## PROBLEM DESCRIPTION
Every record must appear in your copy exactly as written, with no pictures.

[Stored data entries]

▼▼▼

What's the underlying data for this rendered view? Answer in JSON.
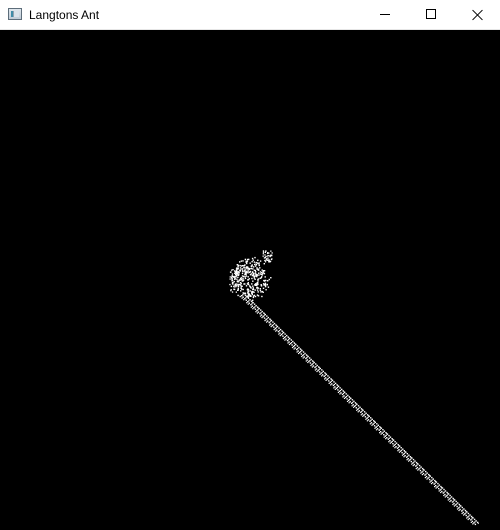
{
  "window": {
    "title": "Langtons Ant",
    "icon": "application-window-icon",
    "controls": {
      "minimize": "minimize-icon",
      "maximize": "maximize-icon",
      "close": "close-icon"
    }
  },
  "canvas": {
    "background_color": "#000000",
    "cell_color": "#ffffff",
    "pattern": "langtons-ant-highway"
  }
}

▲▲▲

## TASK ANSWER
What's the underlying data for this rendered view? Answer in JSON.
{
  "window": {
    "title": "Langtons Ant",
    "icon": "application-window-icon",
    "controls": {
      "minimize": "minimize-icon",
      "maximize": "maximize-icon",
      "close": "close-icon"
    }
  },
  "canvas": {
    "background_color": "#000000",
    "cell_color": "#ffffff",
    "pattern": "langtons-ant-highway"
  }
}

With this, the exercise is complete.